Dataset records
****************

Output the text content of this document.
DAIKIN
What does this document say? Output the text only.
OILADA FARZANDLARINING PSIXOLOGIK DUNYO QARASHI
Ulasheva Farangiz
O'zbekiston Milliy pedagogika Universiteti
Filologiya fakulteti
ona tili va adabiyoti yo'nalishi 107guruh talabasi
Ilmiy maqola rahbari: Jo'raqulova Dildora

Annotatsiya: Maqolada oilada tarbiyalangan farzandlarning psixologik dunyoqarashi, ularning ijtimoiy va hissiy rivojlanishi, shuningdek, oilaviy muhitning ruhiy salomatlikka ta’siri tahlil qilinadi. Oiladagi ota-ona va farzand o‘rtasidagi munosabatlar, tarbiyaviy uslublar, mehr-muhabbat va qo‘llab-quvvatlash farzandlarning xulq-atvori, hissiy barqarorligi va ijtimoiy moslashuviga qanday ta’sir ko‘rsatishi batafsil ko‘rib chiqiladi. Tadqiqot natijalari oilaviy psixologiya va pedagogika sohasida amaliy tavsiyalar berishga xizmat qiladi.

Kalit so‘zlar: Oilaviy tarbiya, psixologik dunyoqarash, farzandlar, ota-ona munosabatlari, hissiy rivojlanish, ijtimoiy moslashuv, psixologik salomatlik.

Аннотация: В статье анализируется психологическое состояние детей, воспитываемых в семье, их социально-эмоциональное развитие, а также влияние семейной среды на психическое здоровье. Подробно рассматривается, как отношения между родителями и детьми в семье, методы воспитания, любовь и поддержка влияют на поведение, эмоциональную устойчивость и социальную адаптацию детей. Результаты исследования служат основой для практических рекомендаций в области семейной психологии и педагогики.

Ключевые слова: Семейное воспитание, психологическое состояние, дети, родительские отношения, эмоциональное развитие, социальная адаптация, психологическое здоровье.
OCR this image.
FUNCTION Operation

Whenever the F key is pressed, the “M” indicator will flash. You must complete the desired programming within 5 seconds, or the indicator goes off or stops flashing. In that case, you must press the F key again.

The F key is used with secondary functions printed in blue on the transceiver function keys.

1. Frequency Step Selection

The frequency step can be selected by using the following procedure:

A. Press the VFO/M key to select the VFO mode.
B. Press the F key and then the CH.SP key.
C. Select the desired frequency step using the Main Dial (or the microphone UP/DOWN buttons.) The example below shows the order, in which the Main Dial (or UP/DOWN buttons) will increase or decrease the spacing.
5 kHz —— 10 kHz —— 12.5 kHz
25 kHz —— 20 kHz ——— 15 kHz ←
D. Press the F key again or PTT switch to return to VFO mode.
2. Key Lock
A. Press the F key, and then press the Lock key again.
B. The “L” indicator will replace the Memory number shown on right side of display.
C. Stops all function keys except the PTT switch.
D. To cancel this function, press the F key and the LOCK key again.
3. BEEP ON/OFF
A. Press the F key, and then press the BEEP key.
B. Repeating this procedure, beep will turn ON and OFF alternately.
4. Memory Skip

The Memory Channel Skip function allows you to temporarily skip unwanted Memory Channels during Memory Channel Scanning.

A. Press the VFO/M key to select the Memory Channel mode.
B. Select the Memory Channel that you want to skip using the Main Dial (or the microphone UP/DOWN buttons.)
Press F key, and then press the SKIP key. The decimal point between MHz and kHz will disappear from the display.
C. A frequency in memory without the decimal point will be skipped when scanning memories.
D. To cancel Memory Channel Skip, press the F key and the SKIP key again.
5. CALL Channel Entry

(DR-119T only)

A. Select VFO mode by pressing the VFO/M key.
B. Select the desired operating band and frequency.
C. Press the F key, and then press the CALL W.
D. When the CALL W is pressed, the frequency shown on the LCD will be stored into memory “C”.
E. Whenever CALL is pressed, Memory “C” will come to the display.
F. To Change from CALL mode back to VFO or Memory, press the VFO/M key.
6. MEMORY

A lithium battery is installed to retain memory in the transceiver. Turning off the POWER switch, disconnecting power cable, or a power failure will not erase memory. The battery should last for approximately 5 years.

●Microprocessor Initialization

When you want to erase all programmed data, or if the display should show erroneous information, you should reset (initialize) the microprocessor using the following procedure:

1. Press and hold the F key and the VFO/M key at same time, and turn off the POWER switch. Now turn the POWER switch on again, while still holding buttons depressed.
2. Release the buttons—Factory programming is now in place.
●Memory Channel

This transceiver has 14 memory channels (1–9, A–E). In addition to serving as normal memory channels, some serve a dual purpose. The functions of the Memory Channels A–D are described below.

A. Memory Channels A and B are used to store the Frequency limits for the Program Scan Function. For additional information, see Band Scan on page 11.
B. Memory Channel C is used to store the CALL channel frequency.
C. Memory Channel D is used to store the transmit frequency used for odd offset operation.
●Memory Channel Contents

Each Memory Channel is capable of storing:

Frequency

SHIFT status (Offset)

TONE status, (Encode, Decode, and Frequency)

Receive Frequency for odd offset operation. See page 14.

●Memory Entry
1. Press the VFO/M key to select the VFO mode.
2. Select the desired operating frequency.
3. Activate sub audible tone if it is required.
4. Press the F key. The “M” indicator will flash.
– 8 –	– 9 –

****************

**What you need to do**
Transcribe the full listing above without leaving anything out.

**Output of the task**
Output the text content of this document.
DAIKIN
What does this document say? Output the text only.
OILADA FARZANDLARINING PSIXOLOGIK DUNYO QARASHI
Ulasheva Farangiz
O'zbekiston Milliy pedagogika Universiteti
Filologiya fakulteti
ona tili va adabiyoti yo'nalishi 107guruh talabasi
Ilmiy maqola rahbari: Jo'raqulova Dildora

Annotatsiya: Maqolada oilada tarbiyalangan farzandlarning psixologik dunyoqarashi, ularning ijtimoiy va hissiy rivojlanishi, shuningdek, oilaviy muhitning ruhiy salomatlikka ta’siri tahlil qilinadi. Oiladagi ota-ona va farzand o‘rtasidagi munosabatlar, tarbiyaviy uslublar, mehr-muhabbat va qo‘llab-quvvatlash farzandlarning xulq-atvori, hissiy barqarorligi va ijtimoiy moslashuviga qanday ta’sir ko‘rsatishi batafsil ko‘rib chiqiladi. Tadqiqot natijalari oilaviy psixologiya va pedagogika sohasida amaliy tavsiyalar berishga xizmat qiladi.

Kalit so‘zlar: Oilaviy tarbiya, psixologik dunyoqarash, farzandlar, ota-ona munosabatlari, hissiy rivojlanish, ijtimoiy moslashuv, psixologik salomatlik.

Аннотация: В статье анализируется психологическое состояние детей, воспитываемых в семье, их социально-эмоциональное развитие, а также влияние семейной среды на психическое здоровье. Подробно рассматривается, как отношения между родителями и детьми в семье, методы воспитания, любовь и поддержка влияют на поведение, эмоциональную устойчивость и социальную адаптацию детей. Результаты исследования служат основой для практических рекомендаций в области семейной психологии и педагогики.

Ключевые слова: Семейное воспитание, психологическое состояние, дети, родительские отношения, эмоциональное развитие, социальная адаптация, психологическое здоровье.
OCR this image.
FUNCTION Operation

Whenever the F key is pressed, the “M” indicator will flash. You must complete the desired programming within 5 seconds, or the indicator goes off or stops flashing. In that case, you must press the F key again.

The F key is used with secondary functions printed in blue on the transceiver function keys.

1. Frequency Step Selection

The frequency step can be selected by using the following procedure:

A. Press the VFO/M key to select the VFO mode.
B. Press the F key and then the CH.SP key.
C. Select the desired frequency step using the Main Dial (or the microphone UP/DOWN buttons.) The example below shows the order, in which the Main Dial (or UP/DOWN buttons) will increase or decrease the spacing.
5 kHz —— 10 kHz —— 12.5 kHz
25 kHz —— 20 kHz ——— 15 kHz ←
D. Press the F key again or PTT switch to return to VFO mode.
2. Key Lock
A. Press the F key, and then press the Lock key again.
B. The “L” indicator will replace the Memory number shown on right side of display.
C. Stops all function keys except the PTT switch.
D. To cancel this function, press the F key and the LOCK key again.
3. BEEP ON/OFF
A. Press the F key, and then press the BEEP key.
B. Repeating this procedure, beep will turn ON and OFF alternately.
4. Memory Skip

The Memory Channel Skip function allows you to temporarily skip unwanted Memory Channels during Memory Channel Scanning.

A. Press the VFO/M key to select the Memory Channel mode.
B. Select the Memory Channel that you want to skip using the Main Dial (or the microphone UP/DOWN buttons.)
Press F key, and then press the SKIP key. The decimal point between MHz and kHz will disappear from the display.
C. A frequency in memory without the decimal point will be skipped when scanning memories.
D. To cancel Memory Channel Skip, press the F key and the SKIP key again.
5. CALL Channel Entry

(DR-119T only)

A. Select VFO mode by pressing the VFO/M key.
B. Select the desired operating band and frequency.
C. Press the F key, and then press the CALL W.
D. When the CALL W is pressed, the frequency shown on the LCD will be stored into memory “C”.
E. Whenever CALL is pressed, Memory “C” will come to the display.
F. To Change from CALL mode back to VFO or Memory, press the VFO/M key.
6. MEMORY

A lithium battery is installed to retain memory in the transceiver. Turning off the POWER switch, disconnecting power cable, or a power failure will not erase memory. The battery should last for approximately 5 years.

●Microprocessor Initialization

When you want to erase all programmed data, or if the display should show erroneous information, you should reset (initialize) the microprocessor using the following procedure:

1. Press and hold the F key and the VFO/M key at same time, and turn off the POWER switch. Now turn the POWER switch on again, while still holding buttons depressed.
2. Release the buttons—Factory programming is now in place.
●Memory Channel

This transceiver has 14 memory channels (1–9, A–E). In addition to serving as normal memory channels, some serve a dual purpose. The functions of the Memory Channels A–D are described below.

A. Memory Channels A and B are used to store the Frequency limits for the Program Scan Function. For additional information, see Band Scan on page 11.
B. Memory Channel C is used to store the CALL channel frequency.
C. Memory Channel D is used to store the transmit frequency used for odd offset operation.
●Memory Channel Contents

Each Memory Channel is capable of storing:

Frequency

SHIFT status (Offset)

TONE status, (Encode, Decode, and Frequency)

Receive Frequency for odd offset operation. See page 14.

●Memory Entry
1. Press the VFO/M key to select the VFO mode.
2. Select the desired operating frequency.
3. Activate sub audible tone if it is required.
4. Press the F key. The “M” indicator will flash.
– 8 –	– 9 –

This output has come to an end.